JOB →
Write out the data again in full, exactly as it reads.

Data records

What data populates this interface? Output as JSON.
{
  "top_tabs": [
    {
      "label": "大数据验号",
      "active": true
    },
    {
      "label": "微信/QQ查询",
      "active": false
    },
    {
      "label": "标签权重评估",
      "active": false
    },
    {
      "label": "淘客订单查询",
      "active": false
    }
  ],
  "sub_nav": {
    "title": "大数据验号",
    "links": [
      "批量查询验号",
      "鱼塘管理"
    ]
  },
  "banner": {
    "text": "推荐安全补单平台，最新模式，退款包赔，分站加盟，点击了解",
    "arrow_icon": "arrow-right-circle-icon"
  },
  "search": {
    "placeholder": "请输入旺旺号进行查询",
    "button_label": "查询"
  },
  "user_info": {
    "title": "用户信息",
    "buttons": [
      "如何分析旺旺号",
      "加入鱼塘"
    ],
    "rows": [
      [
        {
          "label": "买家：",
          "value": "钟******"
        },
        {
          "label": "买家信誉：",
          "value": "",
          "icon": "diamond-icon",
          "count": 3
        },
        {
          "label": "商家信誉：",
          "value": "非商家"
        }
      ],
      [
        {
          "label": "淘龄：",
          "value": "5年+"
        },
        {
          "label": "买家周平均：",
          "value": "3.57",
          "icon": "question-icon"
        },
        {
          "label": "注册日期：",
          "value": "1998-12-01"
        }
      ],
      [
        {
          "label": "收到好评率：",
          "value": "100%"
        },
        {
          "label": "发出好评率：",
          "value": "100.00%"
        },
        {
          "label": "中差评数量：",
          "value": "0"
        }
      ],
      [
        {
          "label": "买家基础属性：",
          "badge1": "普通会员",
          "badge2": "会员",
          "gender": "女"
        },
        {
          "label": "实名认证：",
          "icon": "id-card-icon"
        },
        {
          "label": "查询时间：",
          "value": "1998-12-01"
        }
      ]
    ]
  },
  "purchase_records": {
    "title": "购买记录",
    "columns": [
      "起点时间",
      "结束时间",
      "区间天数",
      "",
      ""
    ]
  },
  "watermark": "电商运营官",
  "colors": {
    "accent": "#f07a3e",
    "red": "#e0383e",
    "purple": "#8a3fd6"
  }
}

SOLUTION TO THE EXERCISE →
What data populates this interface? Output as JSON.
{
  "top_tabs": [
    {
      "label": "大数据验号",
      "active": true
    },
    {
      "label": "微信/QQ查询",
      "active": false
    },
    {
      "label": "标签权重评估",
      "active": false
    },
    {
      "label": "淘客订单查询",
      "active": false
    }
  ],
  "sub_nav": {
    "title": "大数据验号",
    "links": [
      "批量查询验号",
      "鱼塘管理"
    ]
  },
  "banner": {
    "text": "推荐安全补单平台，最新模式，退款包赔，分站加盟，点击了解",
    "arrow_icon": "arrow-right-circle-icon"
  },
  "search": {
    "placeholder": "请输入旺旺号进行查询",
    "button_label": "查询"
  },
  "user_info": {
    "title": "用户信息",
    "buttons": [
      "如何分析旺旺号",
      "加入鱼塘"
    ],
    "rows": [
      [
        {
          "label": "买家：",
          "value": "钟******"
        },
        {
          "label": "买家信誉：",
          "value": "",
          "icon": "diamond-icon",
          "count": 3
        },
        {
          "label": "商家信誉：",
          "value": "非商家"
        }
      ],
      [
        {
          "label": "淘龄：",
          "value": "5年+"
        },
        {
          "label": "买家周平均：",
          "value": "3.57",
          "icon": "question-icon"
        },
        {
          "label": "注册日期：",
          "value": "1998-12-01"
        }
      ],
      [
        {
          "label": "收到好评率：",
          "value": "100%"
        },
        {
          "label": "发出好评率：",
          "value": "100.00%"
        },
        {
          "label": "中差评数量：",
          "value": "0"
        }
      ],
      [
        {
          "label": "买家基础属性：",
          "badge1": "普通会员",
          "badge2": "会员",
          "gender": "女"
        },
        {
          "label": "实名认证：",
          "icon": "id-card-icon"
        },
        {
          "label": "查询时间：",
          "value": "1998-12-01"
        }
      ]
    ]
  },
  "purchase_records": {
    "title": "购买记录",
    "columns": [
      "起点时间",
      "结束时间",
      "区间天数",
      "",
      ""
    ]
  },
  "watermark": "电商运营官",
  "colors": {
    "accent": "#f07a3e",
    "red": "#e0383e",
    "purple": "#8a3fd6"
  }
}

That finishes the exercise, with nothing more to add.